━━━━━ GIVEN PASSAGE

So what next? Well given my phone rather irritatingly vomits texts such as ‘you’ll find someone soon’ or ‘just be you’ (oh dang why did I not think of that) after I've regaled my friends with the monstrosities of said date, I’ve looked to Hayley Quinn, London’s leading dating coach to see what can be done about my self-fulfilling bad date prophecy. I actually know Hayley personally. In a horrible twist of irony, back when we were 16 and I, apparently, was alluring, I accidentally stole a boyfriend off her. In my defence, it was pre-social media, mobile phones weren’t a thing, we all lived in different towns and he told me he was single so I basically had no way of knowing that he was, in fact, not single at all. But yes I felt bad and still do.
Anyway, Hayley and I have mended our past and moved on from staring daggers at each other in college hallways and after hearing my tales of woe, Hayley kindly invited me to her 'Commanding Love - Dating Confidence for Women‘ workshop this Saturday. I am VERY excited to attend as I definitely need to change my attitude towards meeting a partner and it is a great next step. To get me started on my path to dating queen, I was given the opportunity to ask my burning questions in advance about dating successfully. Here’s what the expert herself had to say on my top four dating dilemmas:
What are your top tips for making a good first impression on a date?
Be present and stay open minded! If you’re always dragging yourself to a date, running late, or shoe horning it into a jam packed schedule to your date in a rush, you may not be setting yourself up to have the best experience.
Make sure that you give yourself enough time to meet someone, and keep your phone away during your date. This not only shows the other person that you’re really engaged with them it also helps you to feel a connection if there is one.

━━━━━━━━━━
━━━━━ PROVIDED DATA

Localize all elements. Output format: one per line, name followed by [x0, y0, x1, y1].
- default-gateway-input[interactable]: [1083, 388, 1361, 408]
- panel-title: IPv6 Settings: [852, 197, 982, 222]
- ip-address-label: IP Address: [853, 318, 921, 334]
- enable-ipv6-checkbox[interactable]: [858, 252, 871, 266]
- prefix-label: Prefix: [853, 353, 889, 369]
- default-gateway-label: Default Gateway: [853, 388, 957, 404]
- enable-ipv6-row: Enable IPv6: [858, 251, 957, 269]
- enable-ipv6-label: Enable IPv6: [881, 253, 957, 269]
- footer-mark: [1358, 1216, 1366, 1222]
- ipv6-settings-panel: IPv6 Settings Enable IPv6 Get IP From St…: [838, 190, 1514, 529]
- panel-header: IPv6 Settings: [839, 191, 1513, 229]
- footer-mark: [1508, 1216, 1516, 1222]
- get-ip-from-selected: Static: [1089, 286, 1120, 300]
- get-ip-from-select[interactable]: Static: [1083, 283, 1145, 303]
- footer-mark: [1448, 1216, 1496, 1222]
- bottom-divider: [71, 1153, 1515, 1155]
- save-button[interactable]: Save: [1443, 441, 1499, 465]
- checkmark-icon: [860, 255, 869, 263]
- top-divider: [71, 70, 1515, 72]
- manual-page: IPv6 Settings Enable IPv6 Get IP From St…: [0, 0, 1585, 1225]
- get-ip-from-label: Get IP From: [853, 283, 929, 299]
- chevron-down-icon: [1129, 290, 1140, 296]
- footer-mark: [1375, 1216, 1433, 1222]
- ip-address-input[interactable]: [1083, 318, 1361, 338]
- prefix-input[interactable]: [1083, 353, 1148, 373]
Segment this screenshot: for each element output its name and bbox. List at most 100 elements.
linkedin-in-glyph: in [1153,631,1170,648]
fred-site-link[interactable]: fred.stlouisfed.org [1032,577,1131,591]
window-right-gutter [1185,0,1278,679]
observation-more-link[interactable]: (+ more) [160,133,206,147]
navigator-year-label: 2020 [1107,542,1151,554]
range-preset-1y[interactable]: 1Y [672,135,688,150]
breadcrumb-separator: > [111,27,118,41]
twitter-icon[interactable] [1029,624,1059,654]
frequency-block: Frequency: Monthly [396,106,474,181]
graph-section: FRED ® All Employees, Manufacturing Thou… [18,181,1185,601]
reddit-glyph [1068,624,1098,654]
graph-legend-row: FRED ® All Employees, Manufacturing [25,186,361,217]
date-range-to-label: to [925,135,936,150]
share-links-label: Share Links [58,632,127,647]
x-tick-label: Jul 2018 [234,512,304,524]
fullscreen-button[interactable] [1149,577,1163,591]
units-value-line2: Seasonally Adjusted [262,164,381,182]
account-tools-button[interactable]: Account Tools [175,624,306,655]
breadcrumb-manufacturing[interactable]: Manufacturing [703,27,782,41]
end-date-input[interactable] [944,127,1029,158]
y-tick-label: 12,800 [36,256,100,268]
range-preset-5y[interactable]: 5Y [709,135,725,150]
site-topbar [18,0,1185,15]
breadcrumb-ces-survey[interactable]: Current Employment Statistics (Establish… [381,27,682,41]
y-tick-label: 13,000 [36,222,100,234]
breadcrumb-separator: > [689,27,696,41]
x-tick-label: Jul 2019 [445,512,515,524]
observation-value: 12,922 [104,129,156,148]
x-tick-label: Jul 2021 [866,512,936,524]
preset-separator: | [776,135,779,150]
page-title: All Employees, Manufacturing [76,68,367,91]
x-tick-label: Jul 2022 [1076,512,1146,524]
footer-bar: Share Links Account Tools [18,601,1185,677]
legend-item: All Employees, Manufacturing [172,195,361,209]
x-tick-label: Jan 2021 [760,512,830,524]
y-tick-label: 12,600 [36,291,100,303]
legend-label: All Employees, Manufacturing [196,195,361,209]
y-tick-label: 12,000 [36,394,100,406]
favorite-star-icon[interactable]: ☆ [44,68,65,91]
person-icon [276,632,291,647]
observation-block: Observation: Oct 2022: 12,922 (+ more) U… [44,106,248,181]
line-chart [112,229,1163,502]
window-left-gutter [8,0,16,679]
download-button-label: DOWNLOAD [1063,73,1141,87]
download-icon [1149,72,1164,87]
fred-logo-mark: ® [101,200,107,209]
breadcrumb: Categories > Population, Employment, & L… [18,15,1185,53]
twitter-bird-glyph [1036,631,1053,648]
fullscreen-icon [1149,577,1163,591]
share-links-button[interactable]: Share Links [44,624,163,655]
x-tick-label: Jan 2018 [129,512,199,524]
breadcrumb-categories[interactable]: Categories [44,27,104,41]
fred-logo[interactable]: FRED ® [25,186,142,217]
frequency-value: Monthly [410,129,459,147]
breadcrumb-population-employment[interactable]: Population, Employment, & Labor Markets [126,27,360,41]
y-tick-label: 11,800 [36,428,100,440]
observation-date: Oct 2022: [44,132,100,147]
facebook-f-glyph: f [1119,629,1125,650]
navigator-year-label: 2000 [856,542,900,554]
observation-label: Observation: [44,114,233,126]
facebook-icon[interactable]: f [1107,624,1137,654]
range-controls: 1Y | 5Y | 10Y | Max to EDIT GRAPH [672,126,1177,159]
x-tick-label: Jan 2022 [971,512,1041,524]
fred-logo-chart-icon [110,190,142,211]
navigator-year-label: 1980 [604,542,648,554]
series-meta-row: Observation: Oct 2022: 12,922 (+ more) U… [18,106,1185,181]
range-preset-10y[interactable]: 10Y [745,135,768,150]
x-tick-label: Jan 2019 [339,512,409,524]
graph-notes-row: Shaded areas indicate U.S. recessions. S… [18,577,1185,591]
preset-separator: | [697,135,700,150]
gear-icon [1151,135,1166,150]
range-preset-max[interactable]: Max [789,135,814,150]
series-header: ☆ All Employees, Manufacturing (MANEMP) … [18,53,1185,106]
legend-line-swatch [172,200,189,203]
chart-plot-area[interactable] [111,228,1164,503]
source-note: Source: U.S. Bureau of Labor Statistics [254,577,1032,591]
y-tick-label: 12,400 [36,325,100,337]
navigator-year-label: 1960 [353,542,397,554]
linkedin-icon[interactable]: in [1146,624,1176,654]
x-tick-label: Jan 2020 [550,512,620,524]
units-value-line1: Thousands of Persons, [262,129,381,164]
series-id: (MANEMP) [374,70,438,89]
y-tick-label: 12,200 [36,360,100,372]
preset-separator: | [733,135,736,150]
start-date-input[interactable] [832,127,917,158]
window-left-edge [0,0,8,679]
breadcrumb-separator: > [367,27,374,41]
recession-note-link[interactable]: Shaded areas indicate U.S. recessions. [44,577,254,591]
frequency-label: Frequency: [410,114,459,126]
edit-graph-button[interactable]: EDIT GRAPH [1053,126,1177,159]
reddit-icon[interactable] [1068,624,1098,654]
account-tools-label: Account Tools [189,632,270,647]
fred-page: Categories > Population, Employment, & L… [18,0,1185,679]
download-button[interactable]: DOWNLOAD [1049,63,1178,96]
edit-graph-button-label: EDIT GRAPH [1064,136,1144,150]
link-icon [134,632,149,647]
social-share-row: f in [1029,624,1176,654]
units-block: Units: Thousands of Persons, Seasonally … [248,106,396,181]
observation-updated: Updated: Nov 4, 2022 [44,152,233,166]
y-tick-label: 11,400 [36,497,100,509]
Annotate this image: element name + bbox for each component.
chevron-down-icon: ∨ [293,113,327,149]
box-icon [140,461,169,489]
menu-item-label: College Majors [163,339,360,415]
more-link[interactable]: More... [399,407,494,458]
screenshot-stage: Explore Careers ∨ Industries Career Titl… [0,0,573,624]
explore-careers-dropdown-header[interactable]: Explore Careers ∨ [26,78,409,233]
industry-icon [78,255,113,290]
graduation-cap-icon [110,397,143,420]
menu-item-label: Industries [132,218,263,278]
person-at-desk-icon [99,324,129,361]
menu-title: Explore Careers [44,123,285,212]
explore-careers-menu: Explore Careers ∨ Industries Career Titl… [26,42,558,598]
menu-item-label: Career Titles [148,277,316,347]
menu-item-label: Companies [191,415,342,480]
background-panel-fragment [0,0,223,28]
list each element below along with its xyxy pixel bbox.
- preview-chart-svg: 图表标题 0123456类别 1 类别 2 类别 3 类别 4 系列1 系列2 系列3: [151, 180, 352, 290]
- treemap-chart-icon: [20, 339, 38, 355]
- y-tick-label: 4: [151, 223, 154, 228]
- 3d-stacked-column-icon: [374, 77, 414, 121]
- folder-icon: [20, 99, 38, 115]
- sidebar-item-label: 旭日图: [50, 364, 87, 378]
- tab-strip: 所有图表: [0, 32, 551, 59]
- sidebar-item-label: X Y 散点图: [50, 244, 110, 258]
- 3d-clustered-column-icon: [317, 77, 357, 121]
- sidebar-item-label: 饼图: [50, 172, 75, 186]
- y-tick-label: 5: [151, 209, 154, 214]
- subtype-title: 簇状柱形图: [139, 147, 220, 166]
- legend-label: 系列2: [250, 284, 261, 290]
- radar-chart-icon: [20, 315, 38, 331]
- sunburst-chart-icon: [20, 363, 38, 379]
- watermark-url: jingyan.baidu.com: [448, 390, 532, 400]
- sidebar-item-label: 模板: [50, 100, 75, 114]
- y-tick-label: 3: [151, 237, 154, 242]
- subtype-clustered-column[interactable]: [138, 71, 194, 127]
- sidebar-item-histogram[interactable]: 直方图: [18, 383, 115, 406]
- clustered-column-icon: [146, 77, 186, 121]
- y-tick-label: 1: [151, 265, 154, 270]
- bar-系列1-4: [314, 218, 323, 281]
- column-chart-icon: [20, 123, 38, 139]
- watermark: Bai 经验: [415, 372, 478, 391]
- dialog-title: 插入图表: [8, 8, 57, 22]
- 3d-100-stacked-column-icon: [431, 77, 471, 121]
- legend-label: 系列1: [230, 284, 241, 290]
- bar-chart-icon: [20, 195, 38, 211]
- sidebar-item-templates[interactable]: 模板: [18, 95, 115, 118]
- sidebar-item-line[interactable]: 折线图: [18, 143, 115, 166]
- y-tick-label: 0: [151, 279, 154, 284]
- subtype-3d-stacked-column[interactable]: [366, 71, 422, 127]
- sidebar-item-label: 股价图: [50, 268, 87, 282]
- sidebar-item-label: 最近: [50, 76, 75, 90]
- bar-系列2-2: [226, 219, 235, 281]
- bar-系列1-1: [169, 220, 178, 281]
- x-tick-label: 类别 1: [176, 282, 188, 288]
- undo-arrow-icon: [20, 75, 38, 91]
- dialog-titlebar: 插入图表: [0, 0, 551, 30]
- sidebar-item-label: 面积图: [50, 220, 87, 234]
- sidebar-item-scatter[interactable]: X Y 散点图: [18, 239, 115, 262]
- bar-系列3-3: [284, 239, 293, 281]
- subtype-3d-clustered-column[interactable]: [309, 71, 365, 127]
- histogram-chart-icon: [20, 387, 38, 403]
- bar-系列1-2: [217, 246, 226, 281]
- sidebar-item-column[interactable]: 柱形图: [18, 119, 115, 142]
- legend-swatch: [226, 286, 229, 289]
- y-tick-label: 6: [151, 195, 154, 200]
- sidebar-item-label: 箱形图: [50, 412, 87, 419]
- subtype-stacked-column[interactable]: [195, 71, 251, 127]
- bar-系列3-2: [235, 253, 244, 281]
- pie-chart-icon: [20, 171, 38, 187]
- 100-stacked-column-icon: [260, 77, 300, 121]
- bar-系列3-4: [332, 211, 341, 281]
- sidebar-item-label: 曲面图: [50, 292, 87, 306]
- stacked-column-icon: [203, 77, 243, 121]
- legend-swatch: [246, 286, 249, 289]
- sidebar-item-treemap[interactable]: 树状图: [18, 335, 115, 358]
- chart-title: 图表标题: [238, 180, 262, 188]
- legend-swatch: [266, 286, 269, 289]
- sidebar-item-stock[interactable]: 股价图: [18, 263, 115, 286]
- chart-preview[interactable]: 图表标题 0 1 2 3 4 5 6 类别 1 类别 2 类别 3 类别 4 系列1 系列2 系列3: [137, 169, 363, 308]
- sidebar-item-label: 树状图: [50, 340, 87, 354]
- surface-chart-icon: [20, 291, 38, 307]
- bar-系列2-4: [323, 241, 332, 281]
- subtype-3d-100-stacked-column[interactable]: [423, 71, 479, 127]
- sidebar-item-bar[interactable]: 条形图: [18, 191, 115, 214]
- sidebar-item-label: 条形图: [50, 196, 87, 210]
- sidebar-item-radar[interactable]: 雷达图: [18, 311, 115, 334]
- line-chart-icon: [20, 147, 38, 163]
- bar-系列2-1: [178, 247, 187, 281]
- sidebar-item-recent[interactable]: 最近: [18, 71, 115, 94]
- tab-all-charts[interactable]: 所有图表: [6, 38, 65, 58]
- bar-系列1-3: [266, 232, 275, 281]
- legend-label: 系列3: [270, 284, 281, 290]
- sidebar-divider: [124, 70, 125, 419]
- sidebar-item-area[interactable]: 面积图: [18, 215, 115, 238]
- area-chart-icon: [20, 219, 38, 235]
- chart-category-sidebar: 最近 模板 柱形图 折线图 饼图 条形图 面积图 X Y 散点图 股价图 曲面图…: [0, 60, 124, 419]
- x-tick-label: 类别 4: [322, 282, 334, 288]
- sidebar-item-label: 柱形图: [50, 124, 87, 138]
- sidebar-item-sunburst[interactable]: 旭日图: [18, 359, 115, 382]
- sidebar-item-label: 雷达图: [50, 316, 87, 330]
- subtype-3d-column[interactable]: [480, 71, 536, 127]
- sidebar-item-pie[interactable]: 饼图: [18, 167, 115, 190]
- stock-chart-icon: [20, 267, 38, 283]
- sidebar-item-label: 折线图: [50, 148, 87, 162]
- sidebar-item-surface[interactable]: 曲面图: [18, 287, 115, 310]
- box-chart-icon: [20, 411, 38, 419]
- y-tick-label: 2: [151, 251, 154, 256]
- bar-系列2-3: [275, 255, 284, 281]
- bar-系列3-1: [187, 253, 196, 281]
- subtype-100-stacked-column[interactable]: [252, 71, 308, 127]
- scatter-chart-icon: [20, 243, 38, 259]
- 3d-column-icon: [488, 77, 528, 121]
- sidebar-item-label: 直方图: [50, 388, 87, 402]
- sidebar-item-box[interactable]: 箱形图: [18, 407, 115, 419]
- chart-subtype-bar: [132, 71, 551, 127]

━━━━━━━━━━

• EXERCISE BRIEF: Extract the full dating passage word for word, without any changes. The items have no connection to the dating passage.

• WORKED ANSWER:
So what next? Well given my phone rather irritatingly vomits texts such as ‘you’ll find someone soon’ or ‘just be you’ (oh dang why did I not think of that) after I've regaled my friends with the monstrosities of said date, I’ve looked to Hayley Quinn, London’s leading dating coach to see what can be done about my self-fulfilling bad date prophecy. I actually know Hayley personally. In a horrible twist of irony, back when we were 16 and I, apparently, was alluring, I accidentally stole a boyfriend off her. In my defence, it was pre-social media, mobile phones weren’t a thing, we all lived in different towns and he told me he was single so I basically had no way of knowing that he was, in fact, not single at all. But yes I felt bad and still do.
Anyway, Hayley and I have mended our past and moved on from staring daggers at each other in college hallways and after hearing my tales of woe, Hayley kindly invited me to her 'Commanding Love - Dating Confidence for Women‘ workshop this Saturday. I am VERY excited to attend as I definitely need to change my attitude towards meeting a partner and it is a great next step. To get me started on my path to dating queen, I was given the opportunity to ask my burning questions in advance about dating successfully. Here’s what the expert herself had to say on my top four dating dilemmas:
What are your top tips for making a good first impression on a date?
Be present and stay open minded! If you’re always dragging yourself to a date, running late, or shoe horning it into a jam packed schedule to your date in a rush, you may not be setting yourself up to have the best experience.
Make sure that you give yourself enough time to meet someone, and keep your phone away during your date. This not only shows the other person that you’re really engaged with them it also helps you to feel a connection if there is one.